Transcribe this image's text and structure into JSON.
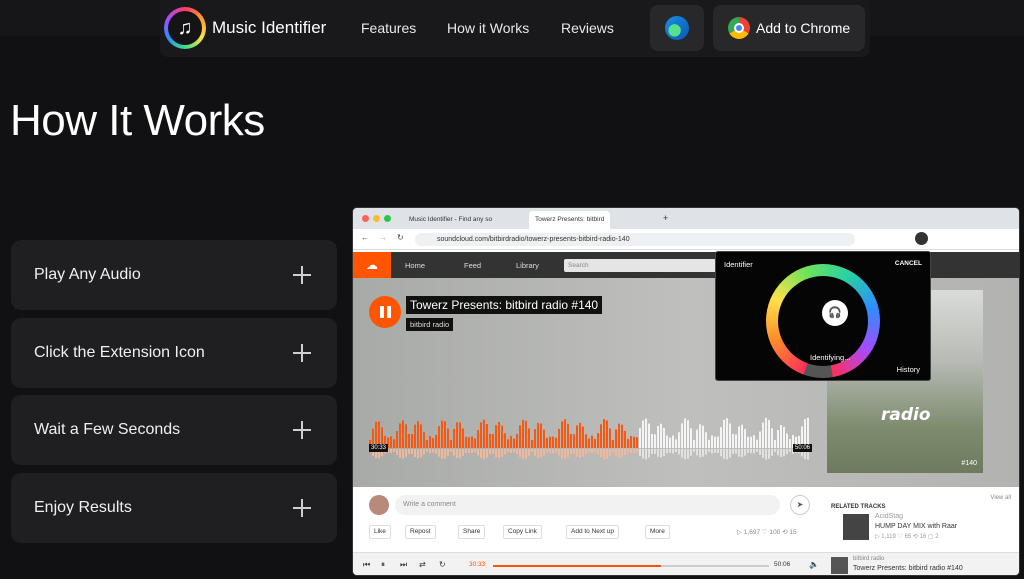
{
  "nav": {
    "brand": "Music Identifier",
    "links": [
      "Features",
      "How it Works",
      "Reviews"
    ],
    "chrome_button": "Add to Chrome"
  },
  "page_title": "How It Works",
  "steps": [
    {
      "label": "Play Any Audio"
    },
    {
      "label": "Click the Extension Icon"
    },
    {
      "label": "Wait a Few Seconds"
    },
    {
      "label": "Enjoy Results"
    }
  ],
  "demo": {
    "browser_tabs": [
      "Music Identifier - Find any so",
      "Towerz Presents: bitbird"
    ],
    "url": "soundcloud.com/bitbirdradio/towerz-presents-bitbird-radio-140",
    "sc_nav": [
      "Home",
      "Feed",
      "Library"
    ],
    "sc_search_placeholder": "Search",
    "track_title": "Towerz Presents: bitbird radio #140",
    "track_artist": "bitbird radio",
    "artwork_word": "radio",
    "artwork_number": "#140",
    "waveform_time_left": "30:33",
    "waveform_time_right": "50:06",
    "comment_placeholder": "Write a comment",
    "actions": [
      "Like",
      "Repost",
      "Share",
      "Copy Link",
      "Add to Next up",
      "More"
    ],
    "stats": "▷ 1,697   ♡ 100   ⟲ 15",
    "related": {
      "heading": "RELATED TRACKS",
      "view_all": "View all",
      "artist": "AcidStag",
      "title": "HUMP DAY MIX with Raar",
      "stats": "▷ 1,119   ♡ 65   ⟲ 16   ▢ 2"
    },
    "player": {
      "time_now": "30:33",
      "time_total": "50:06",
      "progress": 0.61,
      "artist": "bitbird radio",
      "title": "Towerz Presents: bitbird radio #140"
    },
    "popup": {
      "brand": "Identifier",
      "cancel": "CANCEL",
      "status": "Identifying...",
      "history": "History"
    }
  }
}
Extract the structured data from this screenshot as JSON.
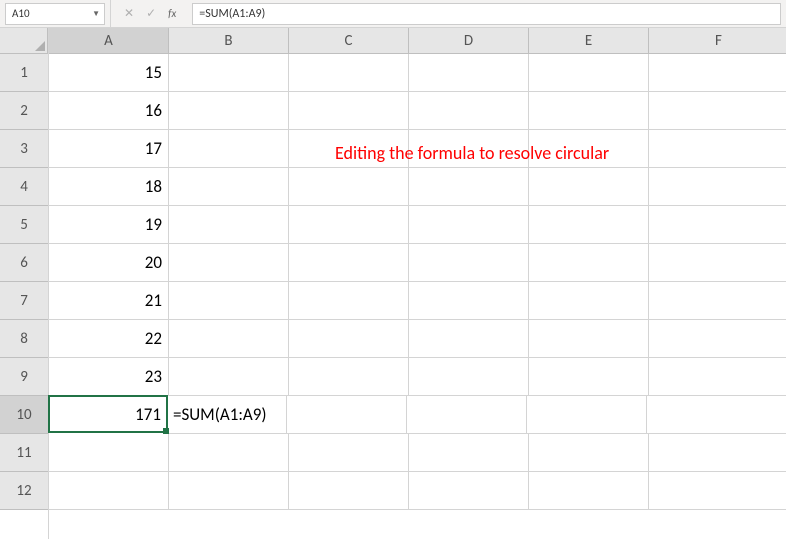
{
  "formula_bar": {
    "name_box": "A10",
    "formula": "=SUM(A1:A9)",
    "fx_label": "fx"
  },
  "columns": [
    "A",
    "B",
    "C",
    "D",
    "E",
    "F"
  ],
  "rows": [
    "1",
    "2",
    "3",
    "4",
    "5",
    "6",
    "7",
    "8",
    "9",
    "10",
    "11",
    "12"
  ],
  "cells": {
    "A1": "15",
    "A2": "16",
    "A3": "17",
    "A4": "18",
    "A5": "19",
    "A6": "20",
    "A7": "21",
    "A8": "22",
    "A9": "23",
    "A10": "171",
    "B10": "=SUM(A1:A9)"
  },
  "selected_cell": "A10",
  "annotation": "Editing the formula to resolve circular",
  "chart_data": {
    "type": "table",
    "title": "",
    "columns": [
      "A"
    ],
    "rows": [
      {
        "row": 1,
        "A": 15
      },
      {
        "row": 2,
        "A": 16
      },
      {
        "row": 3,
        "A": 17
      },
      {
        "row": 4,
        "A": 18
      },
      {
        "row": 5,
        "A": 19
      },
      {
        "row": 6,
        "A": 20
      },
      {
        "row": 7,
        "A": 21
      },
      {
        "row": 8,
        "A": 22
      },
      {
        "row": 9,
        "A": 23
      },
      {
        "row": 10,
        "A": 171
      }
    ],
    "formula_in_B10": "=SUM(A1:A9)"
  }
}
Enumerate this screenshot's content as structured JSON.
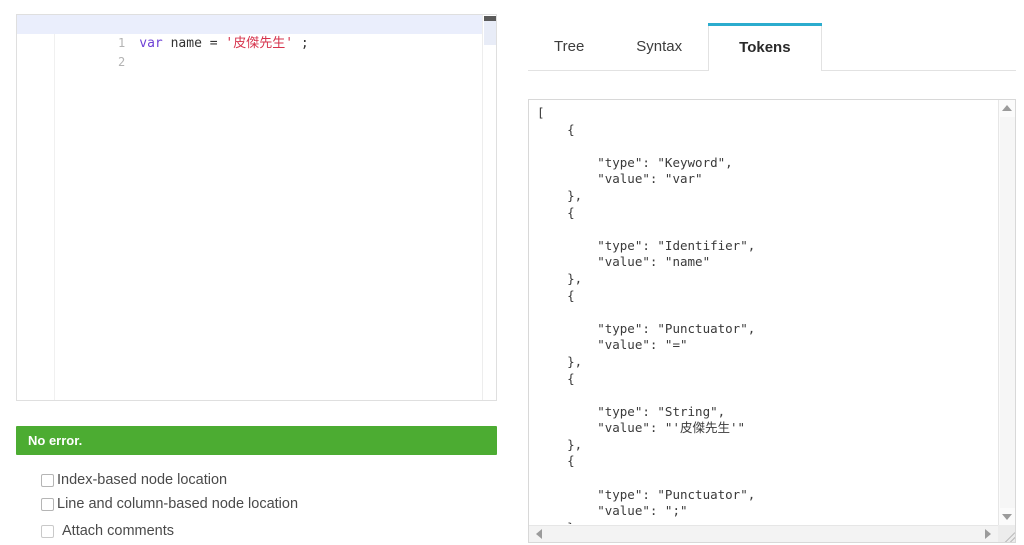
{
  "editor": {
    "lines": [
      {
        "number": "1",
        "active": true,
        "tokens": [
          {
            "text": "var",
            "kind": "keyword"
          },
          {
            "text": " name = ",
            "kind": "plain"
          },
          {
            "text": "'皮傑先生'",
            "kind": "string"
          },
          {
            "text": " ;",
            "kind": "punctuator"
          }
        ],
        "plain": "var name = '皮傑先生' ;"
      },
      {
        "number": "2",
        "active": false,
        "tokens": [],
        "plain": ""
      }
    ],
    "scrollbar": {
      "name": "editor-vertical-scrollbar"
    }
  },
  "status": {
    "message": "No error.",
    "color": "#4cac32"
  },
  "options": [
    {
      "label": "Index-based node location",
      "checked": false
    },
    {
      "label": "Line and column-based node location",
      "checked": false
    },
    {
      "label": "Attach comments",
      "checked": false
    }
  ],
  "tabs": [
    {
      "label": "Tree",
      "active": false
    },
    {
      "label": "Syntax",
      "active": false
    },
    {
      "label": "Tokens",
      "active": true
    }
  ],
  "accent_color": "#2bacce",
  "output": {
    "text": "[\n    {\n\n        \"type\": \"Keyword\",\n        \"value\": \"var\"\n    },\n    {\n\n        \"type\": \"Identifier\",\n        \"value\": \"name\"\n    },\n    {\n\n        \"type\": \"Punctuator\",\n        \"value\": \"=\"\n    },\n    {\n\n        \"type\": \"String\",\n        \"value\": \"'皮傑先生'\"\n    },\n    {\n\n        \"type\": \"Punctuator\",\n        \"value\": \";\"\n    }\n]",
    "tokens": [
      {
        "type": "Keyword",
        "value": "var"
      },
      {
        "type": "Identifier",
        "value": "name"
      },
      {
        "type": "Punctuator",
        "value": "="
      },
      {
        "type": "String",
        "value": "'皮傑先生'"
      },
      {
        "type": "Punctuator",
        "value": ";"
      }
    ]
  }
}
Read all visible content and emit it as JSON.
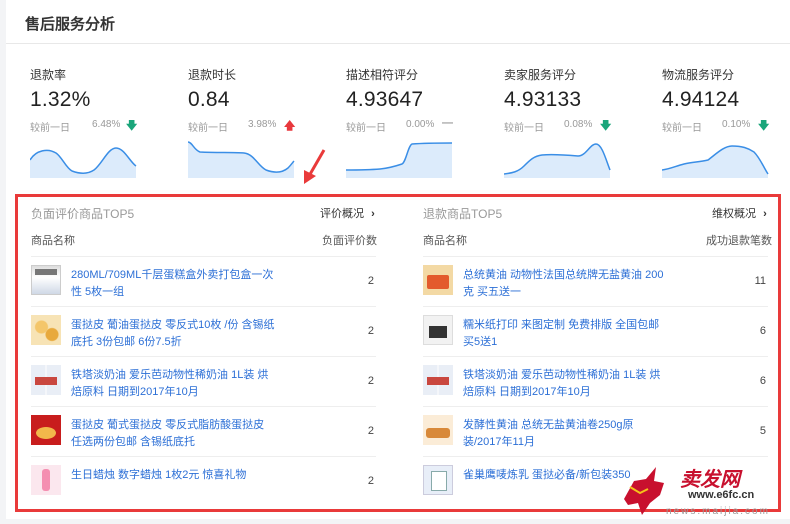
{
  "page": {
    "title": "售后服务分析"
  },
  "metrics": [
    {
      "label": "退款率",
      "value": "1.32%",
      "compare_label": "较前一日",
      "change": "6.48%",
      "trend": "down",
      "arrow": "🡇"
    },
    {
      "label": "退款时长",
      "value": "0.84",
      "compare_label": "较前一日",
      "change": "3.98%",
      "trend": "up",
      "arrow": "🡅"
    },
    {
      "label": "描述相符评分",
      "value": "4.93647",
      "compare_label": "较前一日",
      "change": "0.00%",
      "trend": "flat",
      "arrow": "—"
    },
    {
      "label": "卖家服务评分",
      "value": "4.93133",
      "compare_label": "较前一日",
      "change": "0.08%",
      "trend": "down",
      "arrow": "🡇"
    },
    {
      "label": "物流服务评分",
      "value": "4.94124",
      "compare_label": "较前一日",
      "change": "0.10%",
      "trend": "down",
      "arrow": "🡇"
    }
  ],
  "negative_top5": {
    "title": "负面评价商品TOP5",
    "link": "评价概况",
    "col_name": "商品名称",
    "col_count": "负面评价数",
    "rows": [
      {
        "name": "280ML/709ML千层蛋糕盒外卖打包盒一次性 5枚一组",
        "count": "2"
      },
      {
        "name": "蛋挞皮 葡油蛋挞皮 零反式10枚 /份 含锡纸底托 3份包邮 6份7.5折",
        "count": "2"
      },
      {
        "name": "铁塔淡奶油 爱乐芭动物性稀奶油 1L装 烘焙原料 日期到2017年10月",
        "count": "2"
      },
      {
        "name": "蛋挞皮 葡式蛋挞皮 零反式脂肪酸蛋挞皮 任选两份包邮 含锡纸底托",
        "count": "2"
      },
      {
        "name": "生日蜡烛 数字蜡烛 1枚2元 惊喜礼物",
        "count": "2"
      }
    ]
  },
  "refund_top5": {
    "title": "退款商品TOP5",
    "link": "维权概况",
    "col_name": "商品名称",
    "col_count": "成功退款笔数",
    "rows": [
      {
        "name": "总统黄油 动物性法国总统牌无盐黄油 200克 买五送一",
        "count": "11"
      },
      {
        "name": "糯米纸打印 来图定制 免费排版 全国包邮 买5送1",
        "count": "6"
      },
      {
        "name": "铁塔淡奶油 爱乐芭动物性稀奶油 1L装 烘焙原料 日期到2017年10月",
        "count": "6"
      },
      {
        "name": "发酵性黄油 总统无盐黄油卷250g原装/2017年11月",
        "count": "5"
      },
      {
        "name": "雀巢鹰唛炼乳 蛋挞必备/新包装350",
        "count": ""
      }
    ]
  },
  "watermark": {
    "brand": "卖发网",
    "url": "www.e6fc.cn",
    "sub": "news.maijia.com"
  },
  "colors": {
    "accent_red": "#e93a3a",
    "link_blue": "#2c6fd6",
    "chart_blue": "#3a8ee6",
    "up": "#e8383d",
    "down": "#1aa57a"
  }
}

__WORK TO DO__: Only lines with the word "scrollbar" are wanted, so copy each one from the records.

__COMPLETED TASK__:
    "scrollbar": {
      "name": "editor-vertical-scrollbar"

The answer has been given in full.